To be done: Count how many lines in the rows below contain the string "blower", and state only that number.

Dataset excerpts:
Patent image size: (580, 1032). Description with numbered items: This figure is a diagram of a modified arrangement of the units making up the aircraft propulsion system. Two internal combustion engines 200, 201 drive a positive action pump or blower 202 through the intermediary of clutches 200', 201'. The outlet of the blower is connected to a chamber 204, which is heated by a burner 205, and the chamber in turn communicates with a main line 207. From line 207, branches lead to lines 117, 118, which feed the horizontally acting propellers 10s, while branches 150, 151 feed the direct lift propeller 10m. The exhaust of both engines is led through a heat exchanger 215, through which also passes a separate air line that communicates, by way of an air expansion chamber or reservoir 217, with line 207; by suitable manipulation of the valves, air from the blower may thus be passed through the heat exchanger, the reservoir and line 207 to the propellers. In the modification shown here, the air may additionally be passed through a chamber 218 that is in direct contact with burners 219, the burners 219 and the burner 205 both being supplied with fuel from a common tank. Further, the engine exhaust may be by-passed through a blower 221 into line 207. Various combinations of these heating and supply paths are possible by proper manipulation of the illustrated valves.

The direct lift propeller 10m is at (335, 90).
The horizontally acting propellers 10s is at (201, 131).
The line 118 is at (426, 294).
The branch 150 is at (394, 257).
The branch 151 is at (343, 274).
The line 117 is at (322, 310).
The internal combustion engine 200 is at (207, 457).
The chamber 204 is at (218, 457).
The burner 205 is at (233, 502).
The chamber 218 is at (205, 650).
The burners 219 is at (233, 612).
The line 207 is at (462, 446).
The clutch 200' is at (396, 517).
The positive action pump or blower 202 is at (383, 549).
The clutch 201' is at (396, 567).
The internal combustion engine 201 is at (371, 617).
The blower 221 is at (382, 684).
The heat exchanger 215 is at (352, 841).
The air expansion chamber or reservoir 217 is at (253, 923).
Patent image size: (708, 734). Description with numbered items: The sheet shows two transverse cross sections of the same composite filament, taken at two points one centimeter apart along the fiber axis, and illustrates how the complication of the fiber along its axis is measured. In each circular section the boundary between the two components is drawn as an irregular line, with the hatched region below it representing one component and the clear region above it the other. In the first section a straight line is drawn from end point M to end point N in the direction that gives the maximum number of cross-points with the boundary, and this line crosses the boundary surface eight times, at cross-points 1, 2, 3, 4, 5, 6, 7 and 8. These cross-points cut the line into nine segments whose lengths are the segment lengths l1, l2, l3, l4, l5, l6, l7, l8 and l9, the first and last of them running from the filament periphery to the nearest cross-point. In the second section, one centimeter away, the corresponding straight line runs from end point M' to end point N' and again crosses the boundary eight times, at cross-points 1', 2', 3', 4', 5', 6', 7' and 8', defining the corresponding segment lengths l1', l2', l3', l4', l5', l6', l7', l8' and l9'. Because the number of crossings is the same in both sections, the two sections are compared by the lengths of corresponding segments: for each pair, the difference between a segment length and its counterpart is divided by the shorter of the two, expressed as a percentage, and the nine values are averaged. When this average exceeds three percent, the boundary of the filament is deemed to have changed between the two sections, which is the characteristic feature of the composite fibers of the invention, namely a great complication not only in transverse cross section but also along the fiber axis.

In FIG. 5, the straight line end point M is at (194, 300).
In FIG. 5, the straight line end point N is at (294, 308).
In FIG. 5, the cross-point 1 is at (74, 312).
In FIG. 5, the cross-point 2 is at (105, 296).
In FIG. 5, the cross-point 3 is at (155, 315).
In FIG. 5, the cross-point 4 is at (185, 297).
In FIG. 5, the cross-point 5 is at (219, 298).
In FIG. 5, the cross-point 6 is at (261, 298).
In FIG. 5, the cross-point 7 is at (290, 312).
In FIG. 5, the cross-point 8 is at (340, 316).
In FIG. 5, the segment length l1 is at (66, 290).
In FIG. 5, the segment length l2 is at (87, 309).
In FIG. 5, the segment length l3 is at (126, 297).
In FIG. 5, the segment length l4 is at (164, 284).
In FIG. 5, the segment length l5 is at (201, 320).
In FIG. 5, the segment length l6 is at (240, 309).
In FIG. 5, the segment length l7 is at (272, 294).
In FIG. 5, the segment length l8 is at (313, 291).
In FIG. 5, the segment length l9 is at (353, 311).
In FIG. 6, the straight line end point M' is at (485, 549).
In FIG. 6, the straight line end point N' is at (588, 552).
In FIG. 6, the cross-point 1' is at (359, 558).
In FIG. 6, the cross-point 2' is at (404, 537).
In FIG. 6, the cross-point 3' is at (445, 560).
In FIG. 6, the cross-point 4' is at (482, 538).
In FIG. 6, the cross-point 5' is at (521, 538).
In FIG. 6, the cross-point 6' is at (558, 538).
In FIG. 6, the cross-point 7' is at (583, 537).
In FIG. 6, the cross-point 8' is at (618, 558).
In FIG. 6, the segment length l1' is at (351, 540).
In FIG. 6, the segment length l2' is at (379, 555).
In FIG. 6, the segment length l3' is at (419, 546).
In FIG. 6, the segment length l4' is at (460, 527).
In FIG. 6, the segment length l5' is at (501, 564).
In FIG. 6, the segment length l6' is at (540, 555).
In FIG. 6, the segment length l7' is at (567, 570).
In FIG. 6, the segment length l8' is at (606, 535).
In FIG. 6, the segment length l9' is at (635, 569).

Completed task: 3